• **WHAT THIS TASK INVOLVES**: Give the data a second time, exactly and in full.

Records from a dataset

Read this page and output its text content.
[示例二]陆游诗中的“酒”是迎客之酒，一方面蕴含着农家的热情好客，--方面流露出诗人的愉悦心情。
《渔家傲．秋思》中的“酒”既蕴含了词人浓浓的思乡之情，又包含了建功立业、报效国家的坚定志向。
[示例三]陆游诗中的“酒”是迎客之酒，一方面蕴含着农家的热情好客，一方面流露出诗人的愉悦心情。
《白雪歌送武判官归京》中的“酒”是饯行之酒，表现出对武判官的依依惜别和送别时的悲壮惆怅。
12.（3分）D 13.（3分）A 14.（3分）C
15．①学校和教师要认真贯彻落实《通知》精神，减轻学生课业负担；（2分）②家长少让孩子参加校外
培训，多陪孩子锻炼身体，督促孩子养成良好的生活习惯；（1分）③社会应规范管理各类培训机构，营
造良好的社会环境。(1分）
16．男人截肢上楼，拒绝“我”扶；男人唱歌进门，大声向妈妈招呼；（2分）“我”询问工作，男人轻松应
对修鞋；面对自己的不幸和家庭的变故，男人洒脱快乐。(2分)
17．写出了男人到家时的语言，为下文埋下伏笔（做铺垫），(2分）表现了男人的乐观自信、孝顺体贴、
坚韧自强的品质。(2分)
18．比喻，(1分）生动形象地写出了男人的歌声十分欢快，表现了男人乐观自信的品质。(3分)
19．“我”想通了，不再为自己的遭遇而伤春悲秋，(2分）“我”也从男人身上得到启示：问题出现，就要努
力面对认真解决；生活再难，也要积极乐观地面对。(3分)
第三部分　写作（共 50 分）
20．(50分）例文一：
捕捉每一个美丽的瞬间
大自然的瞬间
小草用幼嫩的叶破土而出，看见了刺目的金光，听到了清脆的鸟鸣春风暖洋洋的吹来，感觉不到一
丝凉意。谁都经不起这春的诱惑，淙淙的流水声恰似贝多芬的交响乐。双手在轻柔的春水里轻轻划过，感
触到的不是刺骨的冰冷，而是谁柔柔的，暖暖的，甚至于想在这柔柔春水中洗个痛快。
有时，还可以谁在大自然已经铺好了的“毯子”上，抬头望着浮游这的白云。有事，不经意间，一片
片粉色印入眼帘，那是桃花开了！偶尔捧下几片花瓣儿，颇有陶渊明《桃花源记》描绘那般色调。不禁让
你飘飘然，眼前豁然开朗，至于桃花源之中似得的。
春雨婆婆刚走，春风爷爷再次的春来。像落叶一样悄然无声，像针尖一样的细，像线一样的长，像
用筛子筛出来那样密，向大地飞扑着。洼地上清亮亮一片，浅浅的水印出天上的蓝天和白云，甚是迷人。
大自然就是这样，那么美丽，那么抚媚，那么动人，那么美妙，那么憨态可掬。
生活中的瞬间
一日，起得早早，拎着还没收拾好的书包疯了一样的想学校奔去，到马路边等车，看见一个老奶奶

• **WRITTEN SOLUTION**:
Read this page and output its text content.
[示例二]陆游诗中的“酒”是迎客之酒，一方面蕴含着农家的热情好客，--方面流露出诗人的愉悦心情。
《渔家傲．秋思》中的“酒”既蕴含了词人浓浓的思乡之情，又包含了建功立业、报效国家的坚定志向。
[示例三]陆游诗中的“酒”是迎客之酒，一方面蕴含着农家的热情好客，一方面流露出诗人的愉悦心情。
《白雪歌送武判官归京》中的“酒”是饯行之酒，表现出对武判官的依依惜别和送别时的悲壮惆怅。
12.（3分）D 13.（3分）A 14.（3分）C
15．①学校和教师要认真贯彻落实《通知》精神，减轻学生课业负担；（2分）②家长少让孩子参加校外
培训，多陪孩子锻炼身体，督促孩子养成良好的生活习惯；（1分）③社会应规范管理各类培训机构，营
造良好的社会环境。(1分）
16．男人截肢上楼，拒绝“我”扶；男人唱歌进门，大声向妈妈招呼；（2分）“我”询问工作，男人轻松应
对修鞋；面对自己的不幸和家庭的变故，男人洒脱快乐。(2分)
17．写出了男人到家时的语言，为下文埋下伏笔（做铺垫），(2分）表现了男人的乐观自信、孝顺体贴、
坚韧自强的品质。(2分)
18．比喻，(1分）生动形象地写出了男人的歌声十分欢快，表现了男人乐观自信的品质。(3分)
19．“我”想通了，不再为自己的遭遇而伤春悲秋，(2分）“我”也从男人身上得到启示：问题出现，就要努
力面对认真解决；生活再难，也要积极乐观地面对。(3分)
第三部分　写作（共 50 分）
20．(50分）例文一：
捕捉每一个美丽的瞬间
大自然的瞬间
小草用幼嫩的叶破土而出，看见了刺目的金光，听到了清脆的鸟鸣春风暖洋洋的吹来，感觉不到一
丝凉意。谁都经不起这春的诱惑，淙淙的流水声恰似贝多芬的交响乐。双手在轻柔的春水里轻轻划过，感
触到的不是刺骨的冰冷，而是谁柔柔的，暖暖的，甚至于想在这柔柔春水中洗个痛快。
有时，还可以谁在大自然已经铺好了的“毯子”上，抬头望着浮游这的白云。有事，不经意间，一片
片粉色印入眼帘，那是桃花开了！偶尔捧下几片花瓣儿，颇有陶渊明《桃花源记》描绘那般色调。不禁让
你飘飘然，眼前豁然开朗，至于桃花源之中似得的。
春雨婆婆刚走，春风爷爷再次的春来。像落叶一样悄然无声，像针尖一样的细，像线一样的长，像
用筛子筛出来那样密，向大地飞扑着。洼地上清亮亮一片，浅浅的水印出天上的蓝天和白云，甚是迷人。
大自然就是这样，那么美丽，那么抚媚，那么动人，那么美妙，那么憨态可掬。
生活中的瞬间
一日，起得早早，拎着还没收拾好的书包疯了一样的想学校奔去，到马路边等车，看见一个老奶奶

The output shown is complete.